A run of records:
begin
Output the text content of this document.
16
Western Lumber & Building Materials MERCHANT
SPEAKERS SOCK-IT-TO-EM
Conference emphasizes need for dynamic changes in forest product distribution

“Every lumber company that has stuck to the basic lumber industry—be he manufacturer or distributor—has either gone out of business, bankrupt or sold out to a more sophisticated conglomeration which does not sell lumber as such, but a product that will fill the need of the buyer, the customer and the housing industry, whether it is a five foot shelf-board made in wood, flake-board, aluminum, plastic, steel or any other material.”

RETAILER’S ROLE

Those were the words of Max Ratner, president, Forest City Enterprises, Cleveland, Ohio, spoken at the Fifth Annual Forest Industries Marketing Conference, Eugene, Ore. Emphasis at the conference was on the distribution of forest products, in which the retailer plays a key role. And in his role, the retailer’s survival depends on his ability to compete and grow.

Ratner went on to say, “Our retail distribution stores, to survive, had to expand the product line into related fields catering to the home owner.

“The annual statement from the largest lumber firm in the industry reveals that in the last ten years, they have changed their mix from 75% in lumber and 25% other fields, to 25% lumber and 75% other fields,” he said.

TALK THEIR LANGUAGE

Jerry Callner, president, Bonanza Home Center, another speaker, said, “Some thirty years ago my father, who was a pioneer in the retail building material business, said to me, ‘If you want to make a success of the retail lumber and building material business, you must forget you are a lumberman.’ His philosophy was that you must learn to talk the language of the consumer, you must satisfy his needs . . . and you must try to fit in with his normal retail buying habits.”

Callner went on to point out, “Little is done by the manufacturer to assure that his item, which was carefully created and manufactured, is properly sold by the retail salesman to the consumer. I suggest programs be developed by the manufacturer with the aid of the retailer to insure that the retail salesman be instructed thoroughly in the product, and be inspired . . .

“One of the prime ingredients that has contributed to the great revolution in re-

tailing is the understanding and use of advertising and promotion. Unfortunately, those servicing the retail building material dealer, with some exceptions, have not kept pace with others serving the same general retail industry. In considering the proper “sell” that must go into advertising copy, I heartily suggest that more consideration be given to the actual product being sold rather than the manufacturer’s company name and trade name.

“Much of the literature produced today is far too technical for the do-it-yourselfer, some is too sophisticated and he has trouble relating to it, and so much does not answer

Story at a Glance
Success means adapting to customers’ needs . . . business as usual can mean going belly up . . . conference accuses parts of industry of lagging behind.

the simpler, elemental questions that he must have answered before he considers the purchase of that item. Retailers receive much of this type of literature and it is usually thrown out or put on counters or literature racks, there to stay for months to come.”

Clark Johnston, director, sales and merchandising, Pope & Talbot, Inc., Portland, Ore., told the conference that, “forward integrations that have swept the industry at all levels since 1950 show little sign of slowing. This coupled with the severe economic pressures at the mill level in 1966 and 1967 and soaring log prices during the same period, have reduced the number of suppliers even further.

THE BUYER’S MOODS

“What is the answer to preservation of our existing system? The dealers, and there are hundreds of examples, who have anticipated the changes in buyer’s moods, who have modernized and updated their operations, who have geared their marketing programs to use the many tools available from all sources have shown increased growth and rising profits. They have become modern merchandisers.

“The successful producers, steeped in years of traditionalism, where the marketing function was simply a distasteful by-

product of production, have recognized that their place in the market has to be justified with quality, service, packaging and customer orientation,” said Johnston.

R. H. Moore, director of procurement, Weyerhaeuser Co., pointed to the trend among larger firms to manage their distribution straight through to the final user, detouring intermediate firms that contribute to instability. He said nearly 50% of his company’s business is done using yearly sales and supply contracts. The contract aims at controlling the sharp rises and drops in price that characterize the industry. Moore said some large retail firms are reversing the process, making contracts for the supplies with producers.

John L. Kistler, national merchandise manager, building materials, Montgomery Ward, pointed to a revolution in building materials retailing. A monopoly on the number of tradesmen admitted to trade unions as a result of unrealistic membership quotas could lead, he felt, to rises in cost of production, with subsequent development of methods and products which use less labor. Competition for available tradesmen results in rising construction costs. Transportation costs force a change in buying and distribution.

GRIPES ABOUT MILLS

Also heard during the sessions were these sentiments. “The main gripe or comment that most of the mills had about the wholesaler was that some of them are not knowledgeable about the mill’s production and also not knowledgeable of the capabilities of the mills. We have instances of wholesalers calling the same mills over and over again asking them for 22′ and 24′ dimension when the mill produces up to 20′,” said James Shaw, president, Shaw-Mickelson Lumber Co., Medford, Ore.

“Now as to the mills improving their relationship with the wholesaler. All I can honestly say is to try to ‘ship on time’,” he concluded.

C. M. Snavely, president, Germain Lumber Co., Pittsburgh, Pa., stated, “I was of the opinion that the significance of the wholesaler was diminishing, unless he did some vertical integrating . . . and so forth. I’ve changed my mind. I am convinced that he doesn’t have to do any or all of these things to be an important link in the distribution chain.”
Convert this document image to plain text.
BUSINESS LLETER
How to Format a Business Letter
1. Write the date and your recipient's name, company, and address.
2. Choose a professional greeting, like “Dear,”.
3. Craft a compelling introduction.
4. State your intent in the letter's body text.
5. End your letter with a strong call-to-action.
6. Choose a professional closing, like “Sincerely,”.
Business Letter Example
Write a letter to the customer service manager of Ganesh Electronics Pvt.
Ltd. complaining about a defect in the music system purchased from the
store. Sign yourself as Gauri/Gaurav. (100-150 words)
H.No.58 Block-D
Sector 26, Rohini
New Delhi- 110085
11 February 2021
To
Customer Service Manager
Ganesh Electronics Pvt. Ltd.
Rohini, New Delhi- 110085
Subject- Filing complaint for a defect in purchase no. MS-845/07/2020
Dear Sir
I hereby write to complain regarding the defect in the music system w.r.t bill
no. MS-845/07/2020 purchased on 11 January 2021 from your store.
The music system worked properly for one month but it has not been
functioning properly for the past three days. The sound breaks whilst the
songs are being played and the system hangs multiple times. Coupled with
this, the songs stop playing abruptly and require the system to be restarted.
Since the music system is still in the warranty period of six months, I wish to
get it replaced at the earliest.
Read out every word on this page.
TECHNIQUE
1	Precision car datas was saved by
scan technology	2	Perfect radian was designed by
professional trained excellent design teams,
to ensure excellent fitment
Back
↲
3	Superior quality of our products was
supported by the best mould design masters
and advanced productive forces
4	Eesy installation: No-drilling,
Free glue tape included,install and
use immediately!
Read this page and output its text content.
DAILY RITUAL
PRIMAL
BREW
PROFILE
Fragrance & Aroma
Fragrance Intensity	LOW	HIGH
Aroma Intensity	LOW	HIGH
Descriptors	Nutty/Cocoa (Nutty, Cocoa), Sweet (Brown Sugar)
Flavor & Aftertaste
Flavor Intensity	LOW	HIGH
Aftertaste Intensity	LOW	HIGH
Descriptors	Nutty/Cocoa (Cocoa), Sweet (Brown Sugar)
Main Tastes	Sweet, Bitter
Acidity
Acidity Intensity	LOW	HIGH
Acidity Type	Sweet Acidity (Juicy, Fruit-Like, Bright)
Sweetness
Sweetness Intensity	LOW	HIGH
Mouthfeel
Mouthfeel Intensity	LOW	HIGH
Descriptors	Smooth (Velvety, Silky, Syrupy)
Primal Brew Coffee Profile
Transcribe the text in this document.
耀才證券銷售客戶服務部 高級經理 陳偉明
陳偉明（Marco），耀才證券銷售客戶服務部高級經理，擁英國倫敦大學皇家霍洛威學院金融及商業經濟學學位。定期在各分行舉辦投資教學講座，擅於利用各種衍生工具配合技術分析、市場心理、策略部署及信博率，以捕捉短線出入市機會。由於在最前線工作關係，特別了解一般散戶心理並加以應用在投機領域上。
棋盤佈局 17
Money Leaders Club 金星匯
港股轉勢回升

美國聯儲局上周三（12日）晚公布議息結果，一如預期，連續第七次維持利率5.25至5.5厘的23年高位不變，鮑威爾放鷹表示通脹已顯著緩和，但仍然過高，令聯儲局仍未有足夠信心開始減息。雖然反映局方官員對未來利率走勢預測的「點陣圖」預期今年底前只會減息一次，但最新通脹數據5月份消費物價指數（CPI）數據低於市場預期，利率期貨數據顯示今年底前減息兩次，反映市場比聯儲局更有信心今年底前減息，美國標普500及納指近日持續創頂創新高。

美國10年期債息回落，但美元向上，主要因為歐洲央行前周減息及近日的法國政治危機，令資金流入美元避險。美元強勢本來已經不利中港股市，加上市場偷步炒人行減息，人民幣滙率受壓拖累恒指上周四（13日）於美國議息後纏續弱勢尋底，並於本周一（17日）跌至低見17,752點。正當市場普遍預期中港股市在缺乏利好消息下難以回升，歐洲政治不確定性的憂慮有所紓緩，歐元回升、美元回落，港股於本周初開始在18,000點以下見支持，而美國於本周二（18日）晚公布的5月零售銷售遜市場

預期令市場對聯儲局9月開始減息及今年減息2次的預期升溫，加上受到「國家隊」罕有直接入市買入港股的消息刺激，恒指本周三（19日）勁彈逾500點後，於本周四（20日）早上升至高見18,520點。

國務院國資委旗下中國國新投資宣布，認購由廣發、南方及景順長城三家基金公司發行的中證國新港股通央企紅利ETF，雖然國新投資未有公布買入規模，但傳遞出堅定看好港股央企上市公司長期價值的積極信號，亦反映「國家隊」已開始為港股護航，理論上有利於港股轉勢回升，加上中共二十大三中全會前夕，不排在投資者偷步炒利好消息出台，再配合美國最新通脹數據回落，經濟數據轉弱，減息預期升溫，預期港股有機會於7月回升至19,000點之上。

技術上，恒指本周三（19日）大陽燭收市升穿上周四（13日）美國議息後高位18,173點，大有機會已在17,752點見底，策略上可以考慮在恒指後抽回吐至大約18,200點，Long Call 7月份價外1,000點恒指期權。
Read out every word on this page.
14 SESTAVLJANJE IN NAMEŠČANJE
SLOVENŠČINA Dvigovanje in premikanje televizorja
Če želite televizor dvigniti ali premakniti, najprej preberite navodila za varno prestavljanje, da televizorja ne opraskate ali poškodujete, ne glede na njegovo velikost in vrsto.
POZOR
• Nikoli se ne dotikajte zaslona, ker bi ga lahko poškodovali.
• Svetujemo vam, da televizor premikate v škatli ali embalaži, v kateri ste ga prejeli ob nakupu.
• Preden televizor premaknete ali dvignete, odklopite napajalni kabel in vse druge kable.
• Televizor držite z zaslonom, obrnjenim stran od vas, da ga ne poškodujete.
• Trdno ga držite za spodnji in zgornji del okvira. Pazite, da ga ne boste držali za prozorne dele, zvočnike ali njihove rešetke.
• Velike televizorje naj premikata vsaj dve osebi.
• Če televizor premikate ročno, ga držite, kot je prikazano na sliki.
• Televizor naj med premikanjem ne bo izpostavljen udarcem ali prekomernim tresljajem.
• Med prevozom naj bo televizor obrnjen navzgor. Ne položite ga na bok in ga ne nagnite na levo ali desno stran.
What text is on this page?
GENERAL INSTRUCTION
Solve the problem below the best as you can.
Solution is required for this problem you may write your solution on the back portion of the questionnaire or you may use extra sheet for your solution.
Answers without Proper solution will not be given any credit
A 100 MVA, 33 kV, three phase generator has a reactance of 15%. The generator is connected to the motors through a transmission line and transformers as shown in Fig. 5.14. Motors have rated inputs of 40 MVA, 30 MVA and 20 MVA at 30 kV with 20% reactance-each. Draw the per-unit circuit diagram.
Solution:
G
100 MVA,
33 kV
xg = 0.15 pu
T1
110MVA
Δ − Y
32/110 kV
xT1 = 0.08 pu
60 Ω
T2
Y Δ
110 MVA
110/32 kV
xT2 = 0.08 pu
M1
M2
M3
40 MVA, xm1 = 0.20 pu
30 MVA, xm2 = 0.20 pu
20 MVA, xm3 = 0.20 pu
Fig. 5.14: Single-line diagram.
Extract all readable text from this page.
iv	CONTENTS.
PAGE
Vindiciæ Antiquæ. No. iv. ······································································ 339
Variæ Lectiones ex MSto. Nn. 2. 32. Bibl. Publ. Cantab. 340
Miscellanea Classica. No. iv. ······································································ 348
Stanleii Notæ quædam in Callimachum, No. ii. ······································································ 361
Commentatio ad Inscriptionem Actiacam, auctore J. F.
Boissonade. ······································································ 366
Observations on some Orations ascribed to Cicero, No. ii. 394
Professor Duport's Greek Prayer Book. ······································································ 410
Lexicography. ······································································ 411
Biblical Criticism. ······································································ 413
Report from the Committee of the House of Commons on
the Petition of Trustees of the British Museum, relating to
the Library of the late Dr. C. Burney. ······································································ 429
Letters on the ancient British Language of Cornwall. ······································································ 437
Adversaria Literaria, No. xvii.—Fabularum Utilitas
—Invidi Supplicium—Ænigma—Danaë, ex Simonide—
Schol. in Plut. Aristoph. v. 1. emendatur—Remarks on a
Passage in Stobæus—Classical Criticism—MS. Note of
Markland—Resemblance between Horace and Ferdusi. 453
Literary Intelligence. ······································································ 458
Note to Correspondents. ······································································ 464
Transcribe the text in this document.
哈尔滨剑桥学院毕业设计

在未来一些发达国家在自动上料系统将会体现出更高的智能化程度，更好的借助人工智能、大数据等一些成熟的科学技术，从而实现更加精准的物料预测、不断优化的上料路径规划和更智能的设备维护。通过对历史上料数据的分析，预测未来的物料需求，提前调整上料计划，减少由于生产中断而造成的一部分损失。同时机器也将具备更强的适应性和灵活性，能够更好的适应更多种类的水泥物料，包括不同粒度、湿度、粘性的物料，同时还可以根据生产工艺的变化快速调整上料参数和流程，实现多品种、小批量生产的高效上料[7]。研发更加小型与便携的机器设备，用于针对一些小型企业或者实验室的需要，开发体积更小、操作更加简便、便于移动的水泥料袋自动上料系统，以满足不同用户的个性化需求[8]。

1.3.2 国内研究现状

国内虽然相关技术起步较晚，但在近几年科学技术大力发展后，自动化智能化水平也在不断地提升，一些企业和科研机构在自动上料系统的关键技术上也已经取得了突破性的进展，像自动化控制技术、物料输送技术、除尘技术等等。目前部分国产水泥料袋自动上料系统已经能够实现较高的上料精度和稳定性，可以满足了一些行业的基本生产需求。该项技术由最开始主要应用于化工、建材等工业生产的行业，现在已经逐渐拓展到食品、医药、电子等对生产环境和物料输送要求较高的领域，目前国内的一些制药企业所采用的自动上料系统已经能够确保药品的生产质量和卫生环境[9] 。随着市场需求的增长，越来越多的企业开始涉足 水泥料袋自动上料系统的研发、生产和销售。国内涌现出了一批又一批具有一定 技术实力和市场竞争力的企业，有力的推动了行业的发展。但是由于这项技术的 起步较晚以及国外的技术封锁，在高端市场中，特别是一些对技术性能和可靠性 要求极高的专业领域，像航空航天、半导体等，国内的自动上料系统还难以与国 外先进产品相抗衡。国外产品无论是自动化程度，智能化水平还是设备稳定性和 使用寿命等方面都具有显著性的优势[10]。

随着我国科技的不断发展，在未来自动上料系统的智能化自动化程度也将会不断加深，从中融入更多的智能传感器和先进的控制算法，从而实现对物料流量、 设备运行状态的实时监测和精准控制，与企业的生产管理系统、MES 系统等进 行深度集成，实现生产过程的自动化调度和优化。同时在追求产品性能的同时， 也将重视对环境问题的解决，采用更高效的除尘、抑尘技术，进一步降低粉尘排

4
end
TASK DESCRIPTION → Copy out all lines above that include the string "years".

WORKED ANSWER →
“The annual statement from the largest lumber firm in the industry reveals that in the last ten years, they have changed their mix from 75% in lumber and 25% other fields, to 25% lumber and 75% other fields,” he said.
Jerry Callner, president, Bonanza Home Center, another speaker, said, “Some thirty years ago my father, who was a pioneer in the retail building material business, said to me, ‘If you want to make a success of the retail lumber and building material business, you must forget you are a lumberman.’ His philosophy was that you must learn to talk the language of the consumer, you must satisfy his needs . . . and you must try to fit in with his normal retail buying habits.”
“The successful producers, steeped in years of traditionalism, where the marketing function was simply a distasteful by-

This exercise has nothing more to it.